# [Problem]
Write out the records again, exactly, leaving none out.

Extracted records
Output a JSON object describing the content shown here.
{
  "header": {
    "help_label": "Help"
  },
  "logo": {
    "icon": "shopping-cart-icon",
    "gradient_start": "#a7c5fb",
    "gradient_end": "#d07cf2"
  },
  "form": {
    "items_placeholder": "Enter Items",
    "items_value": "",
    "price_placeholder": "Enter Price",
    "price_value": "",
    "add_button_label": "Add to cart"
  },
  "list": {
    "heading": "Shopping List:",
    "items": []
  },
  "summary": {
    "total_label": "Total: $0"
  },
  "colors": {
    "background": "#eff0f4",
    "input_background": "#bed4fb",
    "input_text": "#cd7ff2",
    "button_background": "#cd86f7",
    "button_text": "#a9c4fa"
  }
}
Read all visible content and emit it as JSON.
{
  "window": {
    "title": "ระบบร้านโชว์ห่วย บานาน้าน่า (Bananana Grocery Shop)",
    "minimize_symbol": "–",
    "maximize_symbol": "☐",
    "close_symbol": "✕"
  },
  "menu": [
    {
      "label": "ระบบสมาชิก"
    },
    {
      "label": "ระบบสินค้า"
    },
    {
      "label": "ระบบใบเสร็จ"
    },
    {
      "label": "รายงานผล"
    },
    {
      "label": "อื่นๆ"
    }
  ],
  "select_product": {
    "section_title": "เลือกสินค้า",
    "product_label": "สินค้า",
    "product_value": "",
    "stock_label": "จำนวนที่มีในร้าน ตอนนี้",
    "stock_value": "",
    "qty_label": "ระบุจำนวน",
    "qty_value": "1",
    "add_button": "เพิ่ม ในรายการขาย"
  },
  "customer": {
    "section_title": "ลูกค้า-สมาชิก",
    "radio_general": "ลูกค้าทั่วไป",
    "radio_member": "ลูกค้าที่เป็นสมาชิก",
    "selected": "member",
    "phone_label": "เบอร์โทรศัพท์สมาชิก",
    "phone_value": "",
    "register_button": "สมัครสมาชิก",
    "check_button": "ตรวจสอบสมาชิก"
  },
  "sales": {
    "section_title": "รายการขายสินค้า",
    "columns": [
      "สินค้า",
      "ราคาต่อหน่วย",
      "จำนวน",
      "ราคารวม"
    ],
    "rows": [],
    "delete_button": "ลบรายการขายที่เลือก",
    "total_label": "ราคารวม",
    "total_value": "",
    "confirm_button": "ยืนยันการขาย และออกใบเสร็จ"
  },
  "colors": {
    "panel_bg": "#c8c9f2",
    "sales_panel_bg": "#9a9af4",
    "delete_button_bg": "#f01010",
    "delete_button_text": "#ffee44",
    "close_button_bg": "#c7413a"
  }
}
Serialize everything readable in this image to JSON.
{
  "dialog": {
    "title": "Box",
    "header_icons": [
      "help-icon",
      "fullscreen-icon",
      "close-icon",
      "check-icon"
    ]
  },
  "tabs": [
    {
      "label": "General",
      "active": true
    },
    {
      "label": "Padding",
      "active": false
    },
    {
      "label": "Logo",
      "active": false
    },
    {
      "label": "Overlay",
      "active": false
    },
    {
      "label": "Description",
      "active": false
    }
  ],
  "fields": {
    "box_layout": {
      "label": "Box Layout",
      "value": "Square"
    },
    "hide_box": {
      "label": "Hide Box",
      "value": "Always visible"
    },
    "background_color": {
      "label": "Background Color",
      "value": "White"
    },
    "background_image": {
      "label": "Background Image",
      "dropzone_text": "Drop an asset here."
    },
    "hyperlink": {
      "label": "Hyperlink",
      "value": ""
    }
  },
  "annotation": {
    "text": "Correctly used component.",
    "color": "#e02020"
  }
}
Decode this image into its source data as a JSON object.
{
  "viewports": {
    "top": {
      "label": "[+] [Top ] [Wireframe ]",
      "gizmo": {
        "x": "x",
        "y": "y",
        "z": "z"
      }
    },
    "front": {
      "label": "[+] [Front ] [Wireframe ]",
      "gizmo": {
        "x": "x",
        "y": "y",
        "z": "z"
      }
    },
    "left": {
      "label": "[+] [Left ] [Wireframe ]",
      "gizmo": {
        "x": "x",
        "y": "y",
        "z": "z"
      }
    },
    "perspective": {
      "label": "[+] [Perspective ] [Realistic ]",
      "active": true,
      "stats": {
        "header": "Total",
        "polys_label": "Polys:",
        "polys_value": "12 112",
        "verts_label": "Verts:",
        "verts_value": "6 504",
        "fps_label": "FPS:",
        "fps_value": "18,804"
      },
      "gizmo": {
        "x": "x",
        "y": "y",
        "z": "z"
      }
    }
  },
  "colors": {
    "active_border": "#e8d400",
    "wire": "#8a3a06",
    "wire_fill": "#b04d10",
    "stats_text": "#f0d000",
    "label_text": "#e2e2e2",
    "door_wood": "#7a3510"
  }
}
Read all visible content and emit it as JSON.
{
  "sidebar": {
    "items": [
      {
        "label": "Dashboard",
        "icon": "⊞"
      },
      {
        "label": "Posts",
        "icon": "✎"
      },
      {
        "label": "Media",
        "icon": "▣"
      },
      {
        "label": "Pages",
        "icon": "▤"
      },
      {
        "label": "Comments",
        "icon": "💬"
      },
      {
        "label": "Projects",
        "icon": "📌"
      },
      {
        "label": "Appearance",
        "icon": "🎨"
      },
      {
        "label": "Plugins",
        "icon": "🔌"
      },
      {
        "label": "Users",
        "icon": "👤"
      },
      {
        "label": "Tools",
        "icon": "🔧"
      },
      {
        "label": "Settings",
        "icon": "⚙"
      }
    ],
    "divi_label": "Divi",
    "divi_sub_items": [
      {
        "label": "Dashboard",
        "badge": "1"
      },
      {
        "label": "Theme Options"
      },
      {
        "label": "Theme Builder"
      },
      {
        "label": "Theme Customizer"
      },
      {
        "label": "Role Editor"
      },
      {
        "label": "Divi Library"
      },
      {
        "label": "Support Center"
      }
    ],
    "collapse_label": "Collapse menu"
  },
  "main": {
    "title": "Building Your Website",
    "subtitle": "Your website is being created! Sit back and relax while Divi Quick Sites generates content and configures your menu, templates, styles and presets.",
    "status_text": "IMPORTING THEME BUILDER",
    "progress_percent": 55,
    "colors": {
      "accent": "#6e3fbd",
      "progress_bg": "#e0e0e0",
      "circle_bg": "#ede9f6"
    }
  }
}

# [Output]
Output a JSON object describing the content shown here.
{
  "header": {
    "help_label": "Help"
  },
  "logo": {
    "icon": "shopping-cart-icon",
    "gradient_start": "#a7c5fb",
    "gradient_end": "#d07cf2"
  },
  "form": {
    "items_placeholder": "Enter Items",
    "items_value": "",
    "price_placeholder": "Enter Price",
    "price_value": "",
    "add_button_label": "Add to cart"
  },
  "list": {
    "heading": "Shopping List:",
    "items": []
  },
  "summary": {
    "total_label": "Total: $0"
  },
  "colors": {
    "background": "#eff0f4",
    "input_background": "#bed4fb",
    "input_text": "#cd7ff2",
    "button_background": "#cd86f7",
    "button_text": "#a9c4fa"
  }
}
Read all visible content and emit it as JSON.
{
  "window": {
    "title": "ระบบร้านโชว์ห่วย บานาน้าน่า (Bananana Grocery Shop)",
    "minimize_symbol": "–",
    "maximize_symbol": "☐",
    "close_symbol": "✕"
  },
  "menu": [
    {
      "label": "ระบบสมาชิก"
    },
    {
      "label": "ระบบสินค้า"
    },
    {
      "label": "ระบบใบเสร็จ"
    },
    {
      "label": "รายงานผล"
    },
    {
      "label": "อื่นๆ"
    }
  ],
  "select_product": {
    "section_title": "เลือกสินค้า",
    "product_label": "สินค้า",
    "product_value": "",
    "stock_label": "จำนวนที่มีในร้าน ตอนนี้",
    "stock_value": "",
    "qty_label": "ระบุจำนวน",
    "qty_value": "1",
    "add_button": "เพิ่ม ในรายการขาย"
  },
  "customer": {
    "section_title": "ลูกค้า-สมาชิก",
    "radio_general": "ลูกค้าทั่วไป",
    "radio_member": "ลูกค้าที่เป็นสมาชิก",
    "selected": "member",
    "phone_label": "เบอร์โทรศัพท์สมาชิก",
    "phone_value": "",
    "register_button": "สมัครสมาชิก",
    "check_button": "ตรวจสอบสมาชิก"
  },
  "sales": {
    "section_title": "รายการขายสินค้า",
    "columns": [
      "สินค้า",
      "ราคาต่อหน่วย",
      "จำนวน",
      "ราคารวม"
    ],
    "rows": [],
    "delete_button": "ลบรายการขายที่เลือก",
    "total_label": "ราคารวม",
    "total_value": "",
    "confirm_button": "ยืนยันการขาย และออกใบเสร็จ"
  },
  "colors": {
    "panel_bg": "#c8c9f2",
    "sales_panel_bg": "#9a9af4",
    "delete_button_bg": "#f01010",
    "delete_button_text": "#ffee44",
    "close_button_bg": "#c7413a"
  }
}
Serialize everything readable in this image to JSON.
{
  "dialog": {
    "title": "Box",
    "header_icons": [
      "help-icon",
      "fullscreen-icon",
      "close-icon",
      "check-icon"
    ]
  },
  "tabs": [
    {
      "label": "General",
      "active": true
    },
    {
      "label": "Padding",
      "active": false
    },
    {
      "label": "Logo",
      "active": false
    },
    {
      "label": "Overlay",
      "active": false
    },
    {
      "label": "Description",
      "active": false
    }
  ],
  "fields": {
    "box_layout": {
      "label": "Box Layout",
      "value": "Square"
    },
    "hide_box": {
      "label": "Hide Box",
      "value": "Always visible"
    },
    "background_color": {
      "label": "Background Color",
      "value": "White"
    },
    "background_image": {
      "label": "Background Image",
      "dropzone_text": "Drop an asset here."
    },
    "hyperlink": {
      "label": "Hyperlink",
      "value": ""
    }
  },
  "annotation": {
    "text": "Correctly used component.",
    "color": "#e02020"
  }
}
Decode this image into its source data as a JSON object.
{
  "viewports": {
    "top": {
      "label": "[+] [Top ] [Wireframe ]",
      "gizmo": {
        "x": "x",
        "y": "y",
        "z": "z"
      }
    },
    "front": {
      "label": "[+] [Front ] [Wireframe ]",
      "gizmo": {
        "x": "x",
        "y": "y",
        "z": "z"
      }
    },
    "left": {
      "label": "[+] [Left ] [Wireframe ]",
      "gizmo": {
        "x": "x",
        "y": "y",
        "z": "z"
      }
    },
    "perspective": {
      "label": "[+] [Perspective ] [Realistic ]",
      "active": true,
      "stats": {
        "header": "Total",
        "polys_label": "Polys:",
        "polys_value": "12 112",
        "verts_label": "Verts:",
        "verts_value": "6 504",
        "fps_label": "FPS:",
        "fps_value": "18,804"
      },
      "gizmo": {
        "x": "x",
        "y": "y",
        "z": "z"
      }
    }
  },
  "colors": {
    "active_border": "#e8d400",
    "wire": "#8a3a06",
    "wire_fill": "#b04d10",
    "stats_text": "#f0d000",
    "label_text": "#e2e2e2",
    "door_wood": "#7a3510"
  }
}
Read all visible content and emit it as JSON.
{
  "sidebar": {
    "items": [
      {
        "label": "Dashboard",
        "icon": "⊞"
      },
      {
        "label": "Posts",
        "icon": "✎"
      },
      {
        "label": "Media",
        "icon": "▣"
      },
      {
        "label": "Pages",
        "icon": "▤"
      },
      {
        "label": "Comments",
        "icon": "💬"
      },
      {
        "label": "Projects",
        "icon": "📌"
      },
      {
        "label": "Appearance",
        "icon": "🎨"
      },
      {
        "label": "Plugins",
        "icon": "🔌"
      },
      {
        "label": "Users",
        "icon": "👤"
      },
      {
        "label": "Tools",
        "icon": "🔧"
      },
      {
        "label": "Settings",
        "icon": "⚙"
      }
    ],
    "divi_label": "Divi",
    "divi_sub_items": [
      {
        "label": "Dashboard",
        "badge": "1"
      },
      {
        "label": "Theme Options"
      },
      {
        "label": "Theme Builder"
      },
      {
        "label": "Theme Customizer"
      },
      {
        "label": "Role Editor"
      },
      {
        "label": "Divi Library"
      },
      {
        "label": "Support Center"
      }
    ],
    "collapse_label": "Collapse menu"
  },
  "main": {
    "title": "Building Your Website",
    "subtitle": "Your website is being created! Sit back and relax while Divi Quick Sites generates content and configures your menu, templates, styles and presets.",
    "status_text": "IMPORTING THEME BUILDER",
    "progress_percent": 55,
    "colors": {
      "accent": "#6e3fbd",
      "progress_bg": "#e0e0e0",
      "circle_bg": "#ede9f6"
    }
  }
}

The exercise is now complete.